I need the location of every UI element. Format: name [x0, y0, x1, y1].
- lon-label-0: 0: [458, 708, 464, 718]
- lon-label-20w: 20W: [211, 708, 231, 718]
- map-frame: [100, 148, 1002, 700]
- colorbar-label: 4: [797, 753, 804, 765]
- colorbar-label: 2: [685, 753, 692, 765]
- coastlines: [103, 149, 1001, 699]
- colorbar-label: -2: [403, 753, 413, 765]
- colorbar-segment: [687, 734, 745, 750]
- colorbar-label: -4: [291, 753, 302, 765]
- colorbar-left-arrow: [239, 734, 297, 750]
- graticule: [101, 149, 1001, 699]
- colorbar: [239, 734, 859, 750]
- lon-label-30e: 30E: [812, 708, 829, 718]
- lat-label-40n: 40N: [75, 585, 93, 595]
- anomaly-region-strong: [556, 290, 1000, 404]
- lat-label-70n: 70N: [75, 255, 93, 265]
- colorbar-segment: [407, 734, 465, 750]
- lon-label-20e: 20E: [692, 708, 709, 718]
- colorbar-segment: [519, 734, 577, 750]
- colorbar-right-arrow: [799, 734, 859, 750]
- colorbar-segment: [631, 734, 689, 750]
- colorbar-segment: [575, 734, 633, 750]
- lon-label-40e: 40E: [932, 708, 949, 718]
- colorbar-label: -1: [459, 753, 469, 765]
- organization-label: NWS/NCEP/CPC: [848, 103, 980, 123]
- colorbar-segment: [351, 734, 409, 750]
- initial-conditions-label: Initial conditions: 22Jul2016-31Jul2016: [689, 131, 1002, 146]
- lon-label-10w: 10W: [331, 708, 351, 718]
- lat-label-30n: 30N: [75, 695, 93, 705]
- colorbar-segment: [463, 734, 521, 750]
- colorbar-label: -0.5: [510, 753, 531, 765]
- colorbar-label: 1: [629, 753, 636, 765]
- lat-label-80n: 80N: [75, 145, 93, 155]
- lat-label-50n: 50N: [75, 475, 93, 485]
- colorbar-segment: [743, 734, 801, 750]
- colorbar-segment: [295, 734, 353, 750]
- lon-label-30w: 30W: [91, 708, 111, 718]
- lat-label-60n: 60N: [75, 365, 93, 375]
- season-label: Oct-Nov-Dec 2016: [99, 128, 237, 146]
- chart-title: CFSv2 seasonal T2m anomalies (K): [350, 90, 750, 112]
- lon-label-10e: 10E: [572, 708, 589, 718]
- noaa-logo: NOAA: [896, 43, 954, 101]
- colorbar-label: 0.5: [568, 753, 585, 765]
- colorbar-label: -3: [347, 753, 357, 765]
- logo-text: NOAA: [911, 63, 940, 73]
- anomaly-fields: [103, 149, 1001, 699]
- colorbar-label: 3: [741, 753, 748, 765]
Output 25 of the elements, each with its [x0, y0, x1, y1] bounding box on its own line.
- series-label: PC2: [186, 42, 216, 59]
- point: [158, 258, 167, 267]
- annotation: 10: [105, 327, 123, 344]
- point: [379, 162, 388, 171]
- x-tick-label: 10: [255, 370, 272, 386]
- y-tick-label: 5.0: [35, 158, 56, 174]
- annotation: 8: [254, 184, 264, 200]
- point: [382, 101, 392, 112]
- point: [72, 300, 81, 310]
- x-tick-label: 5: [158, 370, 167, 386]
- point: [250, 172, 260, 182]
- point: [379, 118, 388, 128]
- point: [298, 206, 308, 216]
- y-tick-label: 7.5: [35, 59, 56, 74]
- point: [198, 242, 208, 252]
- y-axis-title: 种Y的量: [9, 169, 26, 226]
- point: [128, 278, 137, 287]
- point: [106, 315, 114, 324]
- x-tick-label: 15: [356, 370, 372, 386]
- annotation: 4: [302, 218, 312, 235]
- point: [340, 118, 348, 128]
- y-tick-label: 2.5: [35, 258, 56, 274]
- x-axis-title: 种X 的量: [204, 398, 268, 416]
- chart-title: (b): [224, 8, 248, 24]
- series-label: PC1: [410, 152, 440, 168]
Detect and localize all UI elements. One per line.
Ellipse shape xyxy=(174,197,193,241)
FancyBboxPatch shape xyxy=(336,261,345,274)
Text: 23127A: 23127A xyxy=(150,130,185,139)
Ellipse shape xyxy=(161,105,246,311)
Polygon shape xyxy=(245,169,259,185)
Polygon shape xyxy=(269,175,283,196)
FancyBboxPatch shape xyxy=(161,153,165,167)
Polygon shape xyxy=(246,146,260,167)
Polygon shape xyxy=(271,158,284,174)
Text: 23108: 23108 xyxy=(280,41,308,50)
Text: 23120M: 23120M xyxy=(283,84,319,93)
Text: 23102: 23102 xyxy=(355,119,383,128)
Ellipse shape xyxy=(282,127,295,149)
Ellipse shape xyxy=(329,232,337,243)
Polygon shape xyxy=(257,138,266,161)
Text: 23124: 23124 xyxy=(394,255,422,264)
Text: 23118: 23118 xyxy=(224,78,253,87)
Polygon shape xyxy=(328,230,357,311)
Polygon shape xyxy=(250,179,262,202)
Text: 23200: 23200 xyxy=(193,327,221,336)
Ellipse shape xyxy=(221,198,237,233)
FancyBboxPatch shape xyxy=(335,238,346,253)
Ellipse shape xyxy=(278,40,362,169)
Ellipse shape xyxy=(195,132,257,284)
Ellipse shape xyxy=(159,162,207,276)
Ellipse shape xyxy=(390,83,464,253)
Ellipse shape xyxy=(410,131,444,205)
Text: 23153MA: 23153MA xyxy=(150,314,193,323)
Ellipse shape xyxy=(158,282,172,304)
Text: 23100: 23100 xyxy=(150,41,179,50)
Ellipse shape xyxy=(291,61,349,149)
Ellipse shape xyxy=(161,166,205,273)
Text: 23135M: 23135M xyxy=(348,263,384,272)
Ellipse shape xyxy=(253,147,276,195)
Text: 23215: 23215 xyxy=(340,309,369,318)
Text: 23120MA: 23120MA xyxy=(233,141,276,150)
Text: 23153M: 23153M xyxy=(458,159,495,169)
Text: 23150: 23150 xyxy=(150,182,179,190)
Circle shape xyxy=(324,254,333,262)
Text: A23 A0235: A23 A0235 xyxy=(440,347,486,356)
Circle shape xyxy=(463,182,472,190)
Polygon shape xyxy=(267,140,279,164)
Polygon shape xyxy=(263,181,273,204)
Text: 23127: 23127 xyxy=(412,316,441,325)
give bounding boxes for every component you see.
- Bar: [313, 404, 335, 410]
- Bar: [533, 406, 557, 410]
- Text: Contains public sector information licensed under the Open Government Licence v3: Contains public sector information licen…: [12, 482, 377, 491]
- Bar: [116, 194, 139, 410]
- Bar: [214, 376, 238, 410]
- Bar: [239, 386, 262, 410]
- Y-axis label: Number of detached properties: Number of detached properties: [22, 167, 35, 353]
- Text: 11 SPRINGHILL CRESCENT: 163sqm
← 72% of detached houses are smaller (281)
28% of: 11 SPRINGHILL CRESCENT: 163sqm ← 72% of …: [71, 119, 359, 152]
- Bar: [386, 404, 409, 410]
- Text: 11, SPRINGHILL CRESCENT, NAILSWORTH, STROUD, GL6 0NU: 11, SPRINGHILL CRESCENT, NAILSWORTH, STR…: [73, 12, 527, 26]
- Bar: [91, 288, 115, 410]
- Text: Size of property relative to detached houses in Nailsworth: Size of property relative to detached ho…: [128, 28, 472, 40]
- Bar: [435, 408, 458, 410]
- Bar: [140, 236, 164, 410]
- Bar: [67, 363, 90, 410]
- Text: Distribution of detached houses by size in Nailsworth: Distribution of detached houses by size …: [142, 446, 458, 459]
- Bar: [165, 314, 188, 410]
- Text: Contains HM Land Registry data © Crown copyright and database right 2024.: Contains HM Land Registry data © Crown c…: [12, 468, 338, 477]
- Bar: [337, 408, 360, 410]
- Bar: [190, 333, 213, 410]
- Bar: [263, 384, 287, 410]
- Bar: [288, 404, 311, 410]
-.-.-
▶ Task description
Revise the records, starting at the first line and ending at the line containing "- colorbar-segment: [295, 734, 353, 750]", replacing "coastlines" with "shorelines" and leaving everything else unchanged.

▶ Finished exercise
I need the location of every UI element. Format: name [x0, y0, x1, y1].
- lon-label-0: 0: [458, 708, 464, 718]
- lon-label-20w: 20W: [211, 708, 231, 718]
- map-frame: [100, 148, 1002, 700]
- colorbar-label: 4: [797, 753, 804, 765]
- colorbar-label: 2: [685, 753, 692, 765]
- shorelines: [103, 149, 1001, 699]
- colorbar-label: -2: [403, 753, 413, 765]
- colorbar-segment: [687, 734, 745, 750]
- colorbar-label: -4: [291, 753, 302, 765]
- colorbar-left-arrow: [239, 734, 297, 750]
- graticule: [101, 149, 1001, 699]
- colorbar: [239, 734, 859, 750]
- lon-label-30e: 30E: [812, 708, 829, 718]
- lat-label-40n: 40N: [75, 585, 93, 595]
- anomaly-region-strong: [556, 290, 1000, 404]
- lat-label-70n: 70N: [75, 255, 93, 265]
- colorbar-segment: [407, 734, 465, 750]
- lon-label-20e: 20E: [692, 708, 709, 718]
- colorbar-segment: [519, 734, 577, 750]
- colorbar-right-arrow: [799, 734, 859, 750]
- colorbar-segment: [631, 734, 689, 750]
- colorbar-segment: [575, 734, 633, 750]
- lon-label-40e: 40E: [932, 708, 949, 718]
- colorbar-label: -1: [459, 753, 469, 765]
- organization-label: NWS/NCEP/CPC: [848, 103, 980, 123]
- colorbar-segment: [351, 734, 409, 750]
- initial-conditions-label: Initial conditions: 22Jul2016-31Jul2016: [689, 131, 1002, 146]
- lon-label-10w: 10W: [331, 708, 351, 718]
- lat-label-30n: 30N: [75, 695, 93, 705]
- colorbar-segment: [463, 734, 521, 750]
- colorbar-label: -0.5: [510, 753, 531, 765]
- colorbar-label: 1: [629, 753, 636, 765]
- lat-label-80n: 80N: [75, 145, 93, 155]
- lat-label-50n: 50N: [75, 475, 93, 485]
- colorbar-segment: [743, 734, 801, 750]
- colorbar-segment: [295, 734, 353, 750]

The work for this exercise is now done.